## begin Supplied records

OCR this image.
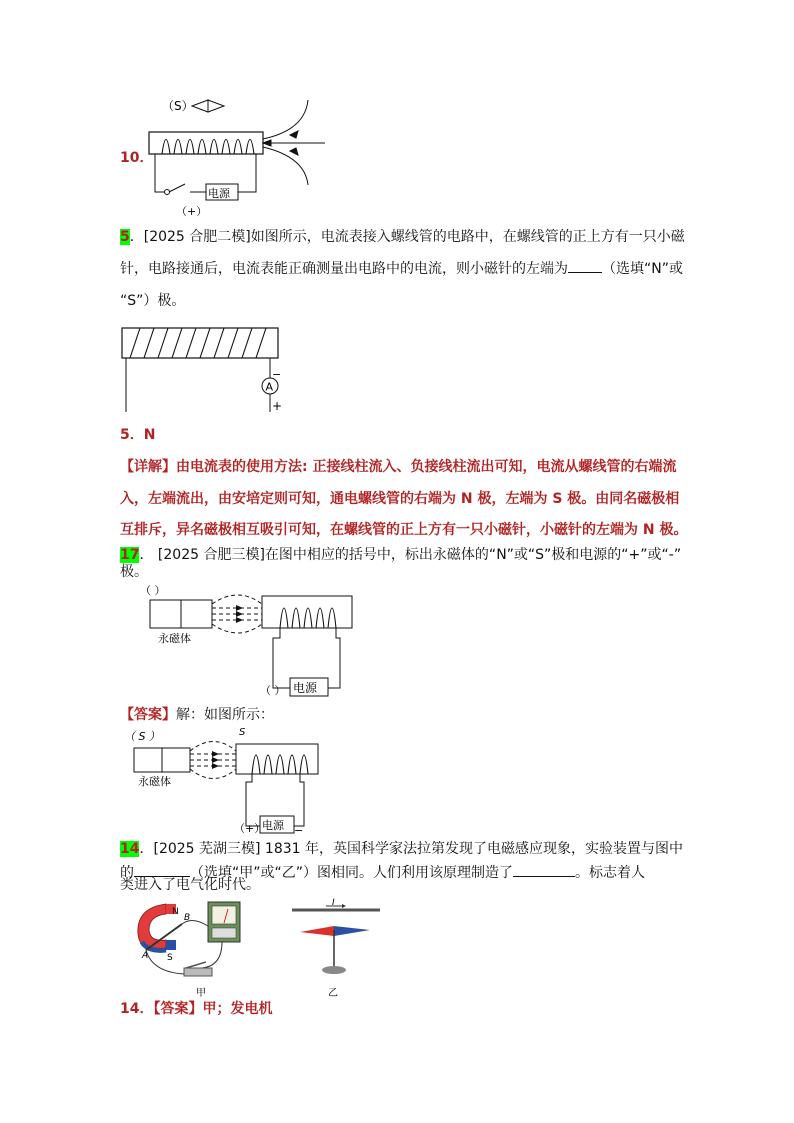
10．
（S）
电源
（+）
5．[2025 合肥二模]如图所示，电流表接入螺线管的电路中，在螺线管的正上方有一只小磁
针，电路接通后，电流表能正确测量出电路中的电流，则小磁针的左端为 （选填“N”或
“S”）极。
A
−
+
5．N
【详解】由电流表的使用方法: 正接线柱流入、负接线柱流出可知，电流从螺线管的右端流
入，左端流出，由安培定则可知，通电螺线管的右端为 N 极，左端为 S 极。由同名磁极相
互排斥，异名磁极相互吸引可知，在螺线管的正上方有一只小磁针，小磁针的左端为 N 极。
17． [2025 合肥三模]在图中相应的括号中，标出永磁体的“N”或“S”极和电源的“+”或“-”
极。
（ ）
永磁体
电源
（ ）
【答案】解：如图所示：
（ S ）	S
永磁体
电源
（+）	−
14．[2025 芜湖三模] 1831 年，英国科学家法拉第发现了电磁感应现象，实验装置与图中
的	（选填“甲”或“乙”）图相同。人们利用该原理制造了	。标志着人
类进入了电气化时代。
N
S
A
B
甲
I
乙
14．【答案】甲；发电机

## end Supplied records

== Request ==
Lines from the records above that hold "如图所示" are the ones to list.

== Solved problem ==
5．[2025 合肥二模]如图所示，电流表接入螺线管的电路中，在螺线管的正上方有一只小磁
【答案】解：如图所示：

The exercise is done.